_What is required:_
Reproduce the lines below word for word, omitting the pictures.

--- Start Data listing ---

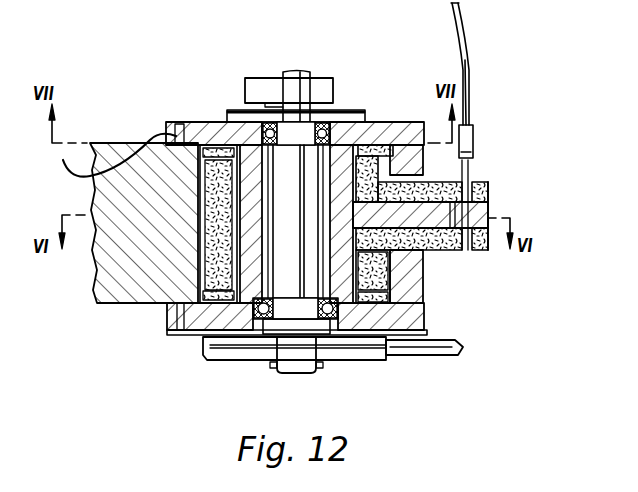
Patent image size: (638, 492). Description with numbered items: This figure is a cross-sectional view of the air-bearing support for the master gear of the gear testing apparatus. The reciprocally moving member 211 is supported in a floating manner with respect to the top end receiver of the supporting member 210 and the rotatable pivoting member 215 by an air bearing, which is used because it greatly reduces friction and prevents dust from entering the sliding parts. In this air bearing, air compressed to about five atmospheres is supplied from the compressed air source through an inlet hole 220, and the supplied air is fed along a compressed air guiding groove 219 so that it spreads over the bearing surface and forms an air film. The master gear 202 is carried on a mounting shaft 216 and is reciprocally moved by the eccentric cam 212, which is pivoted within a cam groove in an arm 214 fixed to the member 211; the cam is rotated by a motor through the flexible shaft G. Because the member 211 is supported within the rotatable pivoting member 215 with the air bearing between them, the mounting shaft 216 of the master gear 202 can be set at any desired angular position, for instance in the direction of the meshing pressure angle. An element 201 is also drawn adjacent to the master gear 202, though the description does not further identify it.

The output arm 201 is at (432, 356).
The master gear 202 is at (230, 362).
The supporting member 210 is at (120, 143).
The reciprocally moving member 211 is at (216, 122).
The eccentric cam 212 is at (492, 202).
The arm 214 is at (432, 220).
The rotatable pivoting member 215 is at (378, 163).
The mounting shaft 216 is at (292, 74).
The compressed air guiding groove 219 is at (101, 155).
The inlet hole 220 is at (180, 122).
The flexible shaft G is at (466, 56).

--- End Data listing ---

_Final result:_
Patent image size: (638, 492). Description with numbered items: This figure is a cross-sectional view of the air-bearing support for the master gear of the gear testing apparatus. The reciprocally moving member 211 is supported in a floating manner with respect to the top end receiver of the supporting member 210 and the rotatable pivoting member 215 by an air bearing, which is used because it greatly reduces friction and prevents dust from entering the sliding parts. In this air bearing, air compressed to about five atmospheres is supplied from the compressed air source through an inlet hole 220, and the supplied air is fed along a compressed air guiding groove 219 so that it spreads over the bearing surface and forms an air film. The master gear 202 is carried on a mounting shaft 216 and is reciprocally moved by the eccentric cam 212, which is pivoted within a cam groove in an arm 214 fixed to the member 211; the cam is rotated by a motor through the flexible shaft G. Because the member 211 is supported within the rotatable pivoting member 215 with the air bearing between them, the mounting shaft 216 of the master gear 202 can be set at any desired angular position, for instance in the direction of the meshing pressure angle. An element 201 is also drawn adjacent to the master gear 202, though the description does not further identify it.

The output arm 201 is at (432, 356).
The master gear 202 is at (230, 362).
The supporting member 210 is at (120, 143).
The reciprocally moving member 211 is at (216, 122).
The eccentric cam 212 is at (492, 202).
The arm 214 is at (432, 220).
The rotatable pivoting member 215 is at (378, 163).
The mounting shaft 216 is at (292, 74).
The compressed air guiding groove 219 is at (101, 155).
The inlet hole 220 is at (180, 122).
The flexible shaft G is at (466, 56).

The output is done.